[Source records]
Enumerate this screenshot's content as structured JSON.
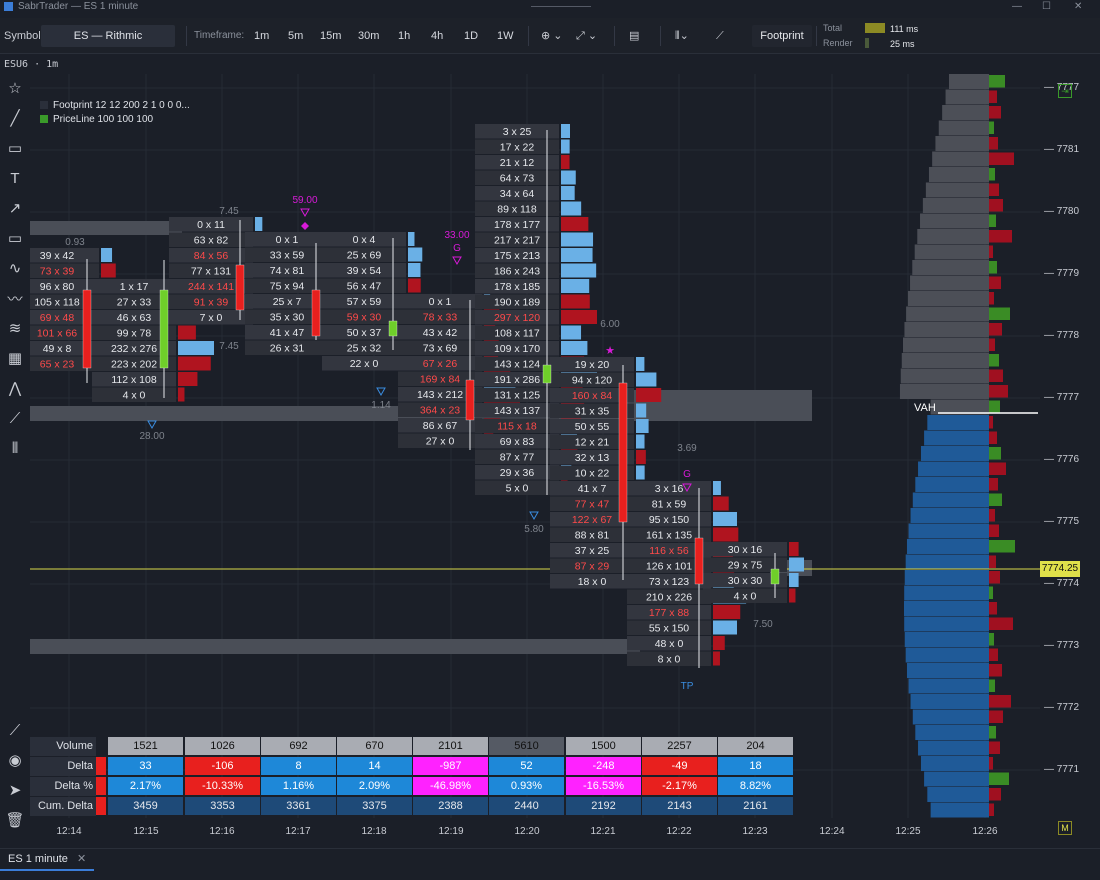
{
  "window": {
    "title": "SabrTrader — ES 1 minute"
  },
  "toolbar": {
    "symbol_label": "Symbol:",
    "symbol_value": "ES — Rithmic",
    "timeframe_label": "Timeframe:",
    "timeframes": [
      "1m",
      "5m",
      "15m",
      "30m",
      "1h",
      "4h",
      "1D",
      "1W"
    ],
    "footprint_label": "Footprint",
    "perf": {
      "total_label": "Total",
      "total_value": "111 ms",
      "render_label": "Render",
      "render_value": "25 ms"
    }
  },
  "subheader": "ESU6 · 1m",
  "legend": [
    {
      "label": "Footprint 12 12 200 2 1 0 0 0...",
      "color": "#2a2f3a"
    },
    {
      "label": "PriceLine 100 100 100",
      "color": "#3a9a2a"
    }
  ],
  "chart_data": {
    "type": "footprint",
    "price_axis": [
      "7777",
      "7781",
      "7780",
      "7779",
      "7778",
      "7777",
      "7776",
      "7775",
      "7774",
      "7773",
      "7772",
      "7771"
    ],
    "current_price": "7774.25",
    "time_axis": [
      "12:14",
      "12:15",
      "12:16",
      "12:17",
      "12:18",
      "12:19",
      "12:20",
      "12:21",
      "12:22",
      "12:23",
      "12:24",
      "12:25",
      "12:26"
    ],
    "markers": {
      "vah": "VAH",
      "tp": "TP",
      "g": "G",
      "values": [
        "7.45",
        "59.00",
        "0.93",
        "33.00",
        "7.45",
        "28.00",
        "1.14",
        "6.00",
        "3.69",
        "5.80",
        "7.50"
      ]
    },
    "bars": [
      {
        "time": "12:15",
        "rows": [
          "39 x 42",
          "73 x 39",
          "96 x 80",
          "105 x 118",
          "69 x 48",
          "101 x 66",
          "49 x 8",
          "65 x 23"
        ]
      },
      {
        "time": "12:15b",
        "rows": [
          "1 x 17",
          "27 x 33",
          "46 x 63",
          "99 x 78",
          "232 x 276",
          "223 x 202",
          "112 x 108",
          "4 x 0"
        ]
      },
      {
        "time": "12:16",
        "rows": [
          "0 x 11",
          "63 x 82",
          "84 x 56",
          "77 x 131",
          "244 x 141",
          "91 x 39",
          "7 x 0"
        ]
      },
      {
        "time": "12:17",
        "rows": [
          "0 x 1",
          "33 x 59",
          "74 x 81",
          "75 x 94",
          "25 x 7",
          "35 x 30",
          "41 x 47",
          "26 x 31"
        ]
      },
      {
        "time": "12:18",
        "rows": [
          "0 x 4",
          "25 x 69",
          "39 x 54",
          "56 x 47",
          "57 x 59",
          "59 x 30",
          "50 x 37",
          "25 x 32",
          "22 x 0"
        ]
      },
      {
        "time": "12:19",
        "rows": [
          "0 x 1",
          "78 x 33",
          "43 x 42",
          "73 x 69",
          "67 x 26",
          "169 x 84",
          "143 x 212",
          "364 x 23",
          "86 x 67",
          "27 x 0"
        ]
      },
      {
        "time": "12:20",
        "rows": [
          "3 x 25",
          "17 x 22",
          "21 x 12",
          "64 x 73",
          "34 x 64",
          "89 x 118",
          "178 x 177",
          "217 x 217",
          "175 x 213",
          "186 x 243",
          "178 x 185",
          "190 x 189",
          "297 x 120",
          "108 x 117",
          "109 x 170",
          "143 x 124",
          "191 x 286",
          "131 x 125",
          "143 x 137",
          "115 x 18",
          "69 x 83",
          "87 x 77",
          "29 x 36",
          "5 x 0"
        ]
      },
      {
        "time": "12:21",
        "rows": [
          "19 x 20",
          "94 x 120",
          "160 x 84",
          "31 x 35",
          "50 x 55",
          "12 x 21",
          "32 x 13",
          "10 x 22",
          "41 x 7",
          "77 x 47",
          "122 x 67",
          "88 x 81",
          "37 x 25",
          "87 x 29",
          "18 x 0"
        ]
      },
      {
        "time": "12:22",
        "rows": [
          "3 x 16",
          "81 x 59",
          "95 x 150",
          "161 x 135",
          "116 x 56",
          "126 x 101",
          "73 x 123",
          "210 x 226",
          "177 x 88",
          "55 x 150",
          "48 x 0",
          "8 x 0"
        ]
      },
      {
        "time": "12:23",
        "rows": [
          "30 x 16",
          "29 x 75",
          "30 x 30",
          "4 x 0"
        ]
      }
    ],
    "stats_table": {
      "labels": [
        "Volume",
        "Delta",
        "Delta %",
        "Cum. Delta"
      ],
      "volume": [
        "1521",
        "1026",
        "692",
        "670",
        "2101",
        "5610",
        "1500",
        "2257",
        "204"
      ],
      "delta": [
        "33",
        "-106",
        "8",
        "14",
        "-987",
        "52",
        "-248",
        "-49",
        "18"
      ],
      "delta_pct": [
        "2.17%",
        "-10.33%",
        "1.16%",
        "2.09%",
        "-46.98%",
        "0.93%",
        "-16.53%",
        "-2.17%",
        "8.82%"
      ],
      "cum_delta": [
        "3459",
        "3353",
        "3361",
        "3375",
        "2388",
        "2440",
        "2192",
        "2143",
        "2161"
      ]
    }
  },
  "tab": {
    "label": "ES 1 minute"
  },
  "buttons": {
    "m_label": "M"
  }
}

Required task
Identify the lines that hold the word "minute". Copy every one of them.

Reply
    "title": "SabrTrader — ES 1 minute"
    "label": "ES 1 minute"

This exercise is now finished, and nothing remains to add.